** Begin Data provided **

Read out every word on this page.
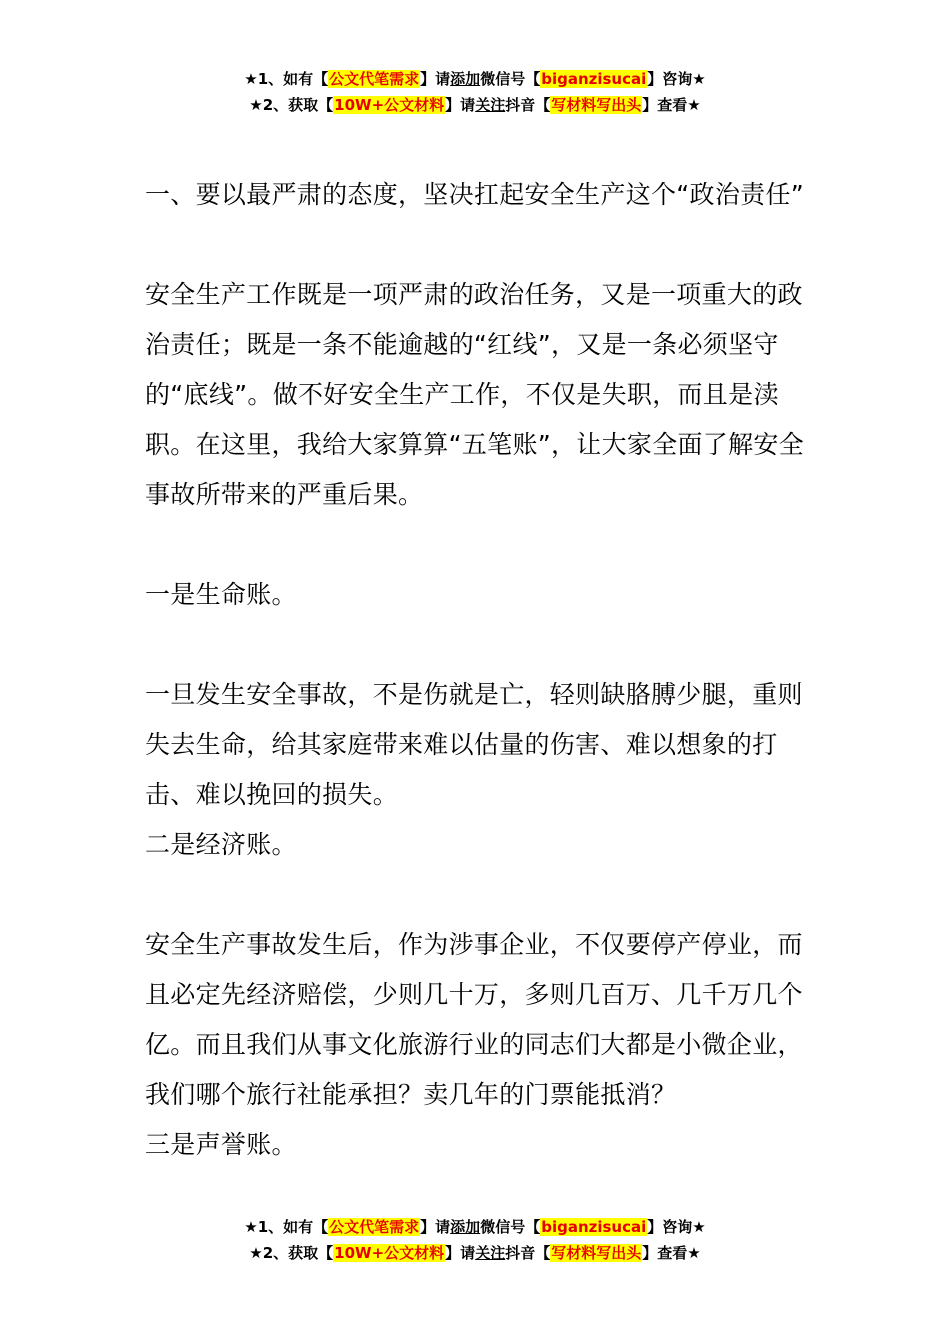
★1、如有【公文代笔需求】请添加微信号【biganzisucai】咨询★
★2、获取【10W+公文材料】请关注抖音【写材料写出头】查看★

一、要以最严肃的态度，坚决扛起安全生产这个“政治责任”

安全生产工作既是一项严肃的政治任务，又是一项重大的政治责任；既是一条不能逾越的“红线”，又是一条必须坚守的“底线”。做不好安全生产工作，不仅是失职，而且是渎职。在这里，我给大家算算“五笔账”，让大家全面了解安全事故所带来的严重后果。

一是生命账。

一旦发生安全事故，不是伤就是亡，轻则缺胳膊少腿，重则失去生命，给其家庭带来难以估量的伤害、难以想象的打击、难以挽回的损失。

二是经济账。

安全生产事故发生后，作为涉事企业，不仅要停产停业，而且必定先经济赔偿，少则几十万，多则几百万、几千万几个亿。而且我们从事文化旅游行业的同志们大都是小微企业，我们哪个旅行社能承担？卖几年的门票能抵消？

三是声誉账。

★1、如有【公文代笔需求】请添加微信号【biganzisucai】咨询★
★2、获取【10W+公文材料】请关注抖音【写材料写出头】查看★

** End Data provided **

- _Problem to solve_
Reproduce each line exactly, please, except for any pictures.

- _Task answer_
Read out every word on this page.
★1、如有【公文代笔需求】请添加微信号【biganzisucai】咨询★
★2、获取【10W+公文材料】请关注抖音【写材料写出头】查看★

一、要以最严肃的态度，坚决扛起安全生产这个“政治责任”

安全生产工作既是一项严肃的政治任务，又是一项重大的政治责任；既是一条不能逾越的“红线”，又是一条必须坚守的“底线”。做不好安全生产工作，不仅是失职，而且是渎职。在这里，我给大家算算“五笔账”，让大家全面了解安全事故所带来的严重后果。

一是生命账。

一旦发生安全事故，不是伤就是亡，轻则缺胳膊少腿，重则失去生命，给其家庭带来难以估量的伤害、难以想象的打击、难以挽回的损失。

二是经济账。

安全生产事故发生后，作为涉事企业，不仅要停产停业，而且必定先经济赔偿，少则几十万，多则几百万、几千万几个亿。而且我们从事文化旅游行业的同志们大都是小微企业，我们哪个旅行社能承担？卖几年的门票能抵消？

三是声誉账。

★1、如有【公文代笔需求】请添加微信号【biganzisucai】咨询★
★2、获取【10W+公文材料】请关注抖音【写材料写出头】查看★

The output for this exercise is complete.